[INPUT]:
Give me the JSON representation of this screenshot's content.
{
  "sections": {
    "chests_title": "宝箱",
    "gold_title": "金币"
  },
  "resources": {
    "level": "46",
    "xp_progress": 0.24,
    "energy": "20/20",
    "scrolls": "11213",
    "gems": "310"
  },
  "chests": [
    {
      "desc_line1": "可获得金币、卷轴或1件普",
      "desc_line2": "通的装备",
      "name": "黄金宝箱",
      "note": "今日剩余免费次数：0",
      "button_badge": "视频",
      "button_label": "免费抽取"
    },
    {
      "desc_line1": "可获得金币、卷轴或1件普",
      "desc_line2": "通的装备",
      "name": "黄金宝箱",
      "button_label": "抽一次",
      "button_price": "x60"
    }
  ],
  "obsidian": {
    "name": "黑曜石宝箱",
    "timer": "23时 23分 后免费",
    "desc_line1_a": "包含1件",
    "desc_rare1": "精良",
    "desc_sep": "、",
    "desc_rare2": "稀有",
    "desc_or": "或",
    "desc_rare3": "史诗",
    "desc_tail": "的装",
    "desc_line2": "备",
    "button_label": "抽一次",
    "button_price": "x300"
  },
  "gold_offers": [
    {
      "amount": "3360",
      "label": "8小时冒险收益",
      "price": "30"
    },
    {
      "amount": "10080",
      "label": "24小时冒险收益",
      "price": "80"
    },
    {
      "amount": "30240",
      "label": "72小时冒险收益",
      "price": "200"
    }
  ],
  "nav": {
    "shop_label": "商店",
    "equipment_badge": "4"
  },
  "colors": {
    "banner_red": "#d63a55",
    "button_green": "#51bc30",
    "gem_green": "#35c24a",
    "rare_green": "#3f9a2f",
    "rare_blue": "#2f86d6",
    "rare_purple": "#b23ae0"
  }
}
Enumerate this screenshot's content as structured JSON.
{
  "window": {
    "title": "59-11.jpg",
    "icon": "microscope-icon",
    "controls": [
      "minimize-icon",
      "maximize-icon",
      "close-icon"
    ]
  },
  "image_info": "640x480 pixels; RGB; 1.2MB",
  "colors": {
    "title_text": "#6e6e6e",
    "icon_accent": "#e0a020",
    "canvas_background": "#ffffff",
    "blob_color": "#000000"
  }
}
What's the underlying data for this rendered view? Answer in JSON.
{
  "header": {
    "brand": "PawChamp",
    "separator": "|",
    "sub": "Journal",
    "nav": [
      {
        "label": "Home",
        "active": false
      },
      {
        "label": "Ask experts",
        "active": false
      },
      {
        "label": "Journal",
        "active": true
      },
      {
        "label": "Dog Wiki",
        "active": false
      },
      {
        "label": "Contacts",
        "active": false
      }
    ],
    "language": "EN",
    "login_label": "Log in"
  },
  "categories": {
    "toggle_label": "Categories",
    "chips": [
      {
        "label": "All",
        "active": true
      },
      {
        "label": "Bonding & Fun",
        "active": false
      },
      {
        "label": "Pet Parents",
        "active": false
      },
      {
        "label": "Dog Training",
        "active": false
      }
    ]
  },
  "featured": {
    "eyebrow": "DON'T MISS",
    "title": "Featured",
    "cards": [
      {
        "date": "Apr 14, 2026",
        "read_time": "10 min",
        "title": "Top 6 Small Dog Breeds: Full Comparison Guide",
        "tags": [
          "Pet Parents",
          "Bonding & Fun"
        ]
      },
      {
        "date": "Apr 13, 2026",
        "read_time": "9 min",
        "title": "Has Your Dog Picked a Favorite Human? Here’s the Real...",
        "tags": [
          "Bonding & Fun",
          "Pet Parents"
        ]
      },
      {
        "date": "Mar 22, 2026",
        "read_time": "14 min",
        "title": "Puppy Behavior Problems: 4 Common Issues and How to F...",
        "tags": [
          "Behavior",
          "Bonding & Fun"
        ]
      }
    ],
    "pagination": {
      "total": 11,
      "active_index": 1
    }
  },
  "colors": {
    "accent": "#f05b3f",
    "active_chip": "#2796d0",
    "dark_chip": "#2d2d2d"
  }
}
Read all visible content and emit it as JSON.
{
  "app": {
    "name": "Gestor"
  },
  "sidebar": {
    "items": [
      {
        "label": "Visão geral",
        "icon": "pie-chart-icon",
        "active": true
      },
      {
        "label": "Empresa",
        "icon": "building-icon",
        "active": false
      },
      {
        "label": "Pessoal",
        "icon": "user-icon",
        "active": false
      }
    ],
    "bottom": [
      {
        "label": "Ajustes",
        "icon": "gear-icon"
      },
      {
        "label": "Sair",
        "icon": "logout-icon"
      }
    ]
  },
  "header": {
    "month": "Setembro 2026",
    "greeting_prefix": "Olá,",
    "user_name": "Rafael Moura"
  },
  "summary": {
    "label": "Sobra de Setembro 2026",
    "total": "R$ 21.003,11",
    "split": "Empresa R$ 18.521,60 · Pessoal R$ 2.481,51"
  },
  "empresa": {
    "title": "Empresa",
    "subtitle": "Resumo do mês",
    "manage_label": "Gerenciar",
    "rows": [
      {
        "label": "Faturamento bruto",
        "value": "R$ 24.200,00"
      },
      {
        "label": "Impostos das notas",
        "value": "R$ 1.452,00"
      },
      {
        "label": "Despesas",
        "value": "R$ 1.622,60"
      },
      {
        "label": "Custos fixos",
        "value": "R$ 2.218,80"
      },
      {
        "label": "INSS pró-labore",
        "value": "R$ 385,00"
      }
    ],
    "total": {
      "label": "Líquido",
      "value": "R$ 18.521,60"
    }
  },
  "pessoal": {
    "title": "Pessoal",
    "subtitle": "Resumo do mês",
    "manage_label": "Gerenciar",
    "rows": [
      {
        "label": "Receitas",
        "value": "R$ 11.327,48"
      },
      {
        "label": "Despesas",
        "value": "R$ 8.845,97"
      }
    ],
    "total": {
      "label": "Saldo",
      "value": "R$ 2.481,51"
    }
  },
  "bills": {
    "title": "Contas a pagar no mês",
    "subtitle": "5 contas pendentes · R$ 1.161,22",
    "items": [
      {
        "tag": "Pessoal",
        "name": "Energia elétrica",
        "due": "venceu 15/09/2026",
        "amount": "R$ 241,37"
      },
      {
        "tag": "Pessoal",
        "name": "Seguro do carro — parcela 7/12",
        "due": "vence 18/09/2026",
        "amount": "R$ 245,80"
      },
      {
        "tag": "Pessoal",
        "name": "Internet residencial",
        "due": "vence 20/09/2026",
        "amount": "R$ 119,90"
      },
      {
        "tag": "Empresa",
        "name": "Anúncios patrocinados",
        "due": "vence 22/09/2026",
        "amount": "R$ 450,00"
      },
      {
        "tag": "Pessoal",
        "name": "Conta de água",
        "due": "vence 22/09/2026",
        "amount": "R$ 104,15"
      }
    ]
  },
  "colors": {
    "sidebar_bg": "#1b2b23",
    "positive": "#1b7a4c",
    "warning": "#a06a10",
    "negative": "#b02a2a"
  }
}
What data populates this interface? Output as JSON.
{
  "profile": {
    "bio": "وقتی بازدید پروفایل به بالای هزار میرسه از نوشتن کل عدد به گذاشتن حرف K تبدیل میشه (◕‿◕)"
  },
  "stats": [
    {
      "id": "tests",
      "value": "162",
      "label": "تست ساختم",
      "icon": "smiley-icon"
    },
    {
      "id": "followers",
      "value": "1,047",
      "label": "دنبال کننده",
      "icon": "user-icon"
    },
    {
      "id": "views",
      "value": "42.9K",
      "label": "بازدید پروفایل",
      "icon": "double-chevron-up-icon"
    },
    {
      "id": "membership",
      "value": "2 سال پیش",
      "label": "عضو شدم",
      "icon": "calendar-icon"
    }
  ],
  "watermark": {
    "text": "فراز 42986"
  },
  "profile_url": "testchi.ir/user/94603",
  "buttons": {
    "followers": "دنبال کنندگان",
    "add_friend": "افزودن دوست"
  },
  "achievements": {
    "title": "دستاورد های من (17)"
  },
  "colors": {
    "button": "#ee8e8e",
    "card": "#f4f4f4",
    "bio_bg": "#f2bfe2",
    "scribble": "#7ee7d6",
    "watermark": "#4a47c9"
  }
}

[WHAT YOU NEED TO DO]: Show all lines from the listing above in which "data" appears.

[TASK OUTPUT]:
What's the underlying data for this rendered view? Answer in JSON.
What data populates this interface? Output as JSON.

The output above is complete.